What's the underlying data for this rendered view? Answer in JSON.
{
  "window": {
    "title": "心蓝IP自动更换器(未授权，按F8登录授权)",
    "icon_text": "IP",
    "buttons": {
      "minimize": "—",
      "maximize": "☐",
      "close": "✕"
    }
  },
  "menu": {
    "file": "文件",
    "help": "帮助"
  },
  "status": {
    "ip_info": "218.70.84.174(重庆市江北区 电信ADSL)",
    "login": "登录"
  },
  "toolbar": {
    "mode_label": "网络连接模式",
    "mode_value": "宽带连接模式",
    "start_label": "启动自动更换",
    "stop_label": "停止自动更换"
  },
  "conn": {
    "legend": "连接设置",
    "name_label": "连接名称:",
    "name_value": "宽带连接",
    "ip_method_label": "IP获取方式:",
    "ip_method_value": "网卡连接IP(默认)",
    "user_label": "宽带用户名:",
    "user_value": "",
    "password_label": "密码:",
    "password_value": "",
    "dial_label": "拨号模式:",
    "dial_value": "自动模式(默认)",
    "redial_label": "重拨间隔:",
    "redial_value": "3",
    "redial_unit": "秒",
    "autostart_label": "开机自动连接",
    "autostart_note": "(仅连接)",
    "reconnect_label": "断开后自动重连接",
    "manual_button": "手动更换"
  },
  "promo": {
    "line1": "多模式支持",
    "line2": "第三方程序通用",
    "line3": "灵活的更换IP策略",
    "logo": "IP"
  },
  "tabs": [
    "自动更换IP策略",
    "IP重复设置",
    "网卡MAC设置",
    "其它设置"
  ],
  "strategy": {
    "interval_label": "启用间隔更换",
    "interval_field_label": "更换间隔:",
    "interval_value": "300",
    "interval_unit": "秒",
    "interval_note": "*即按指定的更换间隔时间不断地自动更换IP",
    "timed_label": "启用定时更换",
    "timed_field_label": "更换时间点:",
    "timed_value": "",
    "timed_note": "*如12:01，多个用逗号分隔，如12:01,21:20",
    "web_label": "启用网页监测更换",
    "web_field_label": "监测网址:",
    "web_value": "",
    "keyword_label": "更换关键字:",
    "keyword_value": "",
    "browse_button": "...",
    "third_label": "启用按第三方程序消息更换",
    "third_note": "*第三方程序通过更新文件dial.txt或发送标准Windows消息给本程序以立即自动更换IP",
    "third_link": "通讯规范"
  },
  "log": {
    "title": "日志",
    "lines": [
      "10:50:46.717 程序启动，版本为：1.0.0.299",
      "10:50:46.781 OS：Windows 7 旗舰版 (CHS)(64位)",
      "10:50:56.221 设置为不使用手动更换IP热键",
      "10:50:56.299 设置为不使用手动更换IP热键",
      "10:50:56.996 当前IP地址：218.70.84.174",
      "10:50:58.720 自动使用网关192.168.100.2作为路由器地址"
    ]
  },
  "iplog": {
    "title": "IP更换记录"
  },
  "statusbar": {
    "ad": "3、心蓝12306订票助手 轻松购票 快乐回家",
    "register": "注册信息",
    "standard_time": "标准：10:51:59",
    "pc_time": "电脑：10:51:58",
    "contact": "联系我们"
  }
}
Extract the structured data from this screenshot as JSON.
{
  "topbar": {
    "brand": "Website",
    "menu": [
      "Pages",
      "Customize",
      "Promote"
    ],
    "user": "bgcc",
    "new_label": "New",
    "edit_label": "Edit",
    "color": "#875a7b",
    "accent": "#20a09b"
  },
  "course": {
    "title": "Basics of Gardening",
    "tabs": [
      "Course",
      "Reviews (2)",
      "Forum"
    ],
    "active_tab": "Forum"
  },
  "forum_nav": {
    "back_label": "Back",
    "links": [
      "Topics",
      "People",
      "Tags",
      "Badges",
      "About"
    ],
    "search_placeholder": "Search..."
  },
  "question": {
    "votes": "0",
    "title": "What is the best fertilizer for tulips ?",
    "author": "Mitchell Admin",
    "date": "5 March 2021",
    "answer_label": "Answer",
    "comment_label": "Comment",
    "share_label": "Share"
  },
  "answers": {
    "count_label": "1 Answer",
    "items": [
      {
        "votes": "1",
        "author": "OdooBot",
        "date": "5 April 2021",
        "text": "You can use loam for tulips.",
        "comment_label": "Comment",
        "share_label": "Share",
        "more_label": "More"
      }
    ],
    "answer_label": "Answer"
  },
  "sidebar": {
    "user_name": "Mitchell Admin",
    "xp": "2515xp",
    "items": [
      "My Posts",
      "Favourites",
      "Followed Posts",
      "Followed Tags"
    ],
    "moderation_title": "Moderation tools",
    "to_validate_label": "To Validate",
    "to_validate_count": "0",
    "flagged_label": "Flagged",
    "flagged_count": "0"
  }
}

::::::

[Request]:
Your task is to repeat each line of the material exactly.

[Answer to this task]:
What's the underlying data for this rendered view? Answer in JSON.
{
  "window": {
    "title": "心蓝IP自动更换器(未授权，按F8登录授权)",
    "icon_text": "IP",
    "buttons": {
      "minimize": "—",
      "maximize": "☐",
      "close": "✕"
    }
  },
  "menu": {
    "file": "文件",
    "help": "帮助"
  },
  "status": {
    "ip_info": "218.70.84.174(重庆市江北区 电信ADSL)",
    "login": "登录"
  },
  "toolbar": {
    "mode_label": "网络连接模式",
    "mode_value": "宽带连接模式",
    "start_label": "启动自动更换",
    "stop_label": "停止自动更换"
  },
  "conn": {
    "legend": "连接设置",
    "name_label": "连接名称:",
    "name_value": "宽带连接",
    "ip_method_label": "IP获取方式:",
    "ip_method_value": "网卡连接IP(默认)",
    "user_label": "宽带用户名:",
    "user_value": "",
    "password_label": "密码:",
    "password_value": "",
    "dial_label": "拨号模式:",
    "dial_value": "自动模式(默认)",
    "redial_label": "重拨间隔:",
    "redial_value": "3",
    "redial_unit": "秒",
    "autostart_label": "开机自动连接",
    "autostart_note": "(仅连接)",
    "reconnect_label": "断开后自动重连接",
    "manual_button": "手动更换"
  },
  "promo": {
    "line1": "多模式支持",
    "line2": "第三方程序通用",
    "line3": "灵活的更换IP策略",
    "logo": "IP"
  },
  "tabs": [
    "自动更换IP策略",
    "IP重复设置",
    "网卡MAC设置",
    "其它设置"
  ],
  "strategy": {
    "interval_label": "启用间隔更换",
    "interval_field_label": "更换间隔:",
    "interval_value": "300",
    "interval_unit": "秒",
    "interval_note": "*即按指定的更换间隔时间不断地自动更换IP",
    "timed_label": "启用定时更换",
    "timed_field_label": "更换时间点:",
    "timed_value": "",
    "timed_note": "*如12:01，多个用逗号分隔，如12:01,21:20",
    "web_label": "启用网页监测更换",
    "web_field_label": "监测网址:",
    "web_value": "",
    "keyword_label": "更换关键字:",
    "keyword_value": "",
    "browse_button": "...",
    "third_label": "启用按第三方程序消息更换",
    "third_note": "*第三方程序通过更新文件dial.txt或发送标准Windows消息给本程序以立即自动更换IP",
    "third_link": "通讯规范"
  },
  "log": {
    "title": "日志",
    "lines": [
      "10:50:46.717 程序启动，版本为：1.0.0.299",
      "10:50:46.781 OS：Windows 7 旗舰版 (CHS)(64位)",
      "10:50:56.221 设置为不使用手动更换IP热键",
      "10:50:56.299 设置为不使用手动更换IP热键",
      "10:50:56.996 当前IP地址：218.70.84.174",
      "10:50:58.720 自动使用网关192.168.100.2作为路由器地址"
    ]
  },
  "iplog": {
    "title": "IP更换记录"
  },
  "statusbar": {
    "ad": "3、心蓝12306订票助手 轻松购票 快乐回家",
    "register": "注册信息",
    "standard_time": "标准：10:51:59",
    "pc_time": "电脑：10:51:58",
    "contact": "联系我们"
  }
}
Extract the structured data from this screenshot as JSON.
{
  "topbar": {
    "brand": "Website",
    "menu": [
      "Pages",
      "Customize",
      "Promote"
    ],
    "user": "bgcc",
    "new_label": "New",
    "edit_label": "Edit",
    "color": "#875a7b",
    "accent": "#20a09b"
  },
  "course": {
    "title": "Basics of Gardening",
    "tabs": [
      "Course",
      "Reviews (2)",
      "Forum"
    ],
    "active_tab": "Forum"
  },
  "forum_nav": {
    "back_label": "Back",
    "links": [
      "Topics",
      "People",
      "Tags",
      "Badges",
      "About"
    ],
    "search_placeholder": "Search..."
  },
  "question": {
    "votes": "0",
    "title": "What is the best fertilizer for tulips ?",
    "author": "Mitchell Admin",
    "date": "5 March 2021",
    "answer_label": "Answer",
    "comment_label": "Comment",
    "share_label": "Share"
  },
  "answers": {
    "count_label": "1 Answer",
    "items": [
      {
        "votes": "1",
        "author": "OdooBot",
        "date": "5 April 2021",
        "text": "You can use loam for tulips.",
        "comment_label": "Comment",
        "share_label": "Share",
        "more_label": "More"
      }
    ],
    "answer_label": "Answer"
  },
  "sidebar": {
    "user_name": "Mitchell Admin",
    "xp": "2515xp",
    "items": [
      "My Posts",
      "Favourites",
      "Followed Posts",
      "Followed Tags"
    ],
    "moderation_title": "Moderation tools",
    "to_validate_label": "To Validate",
    "to_validate_count": "0",
    "flagged_label": "Flagged",
    "flagged_count": "0"
  }
}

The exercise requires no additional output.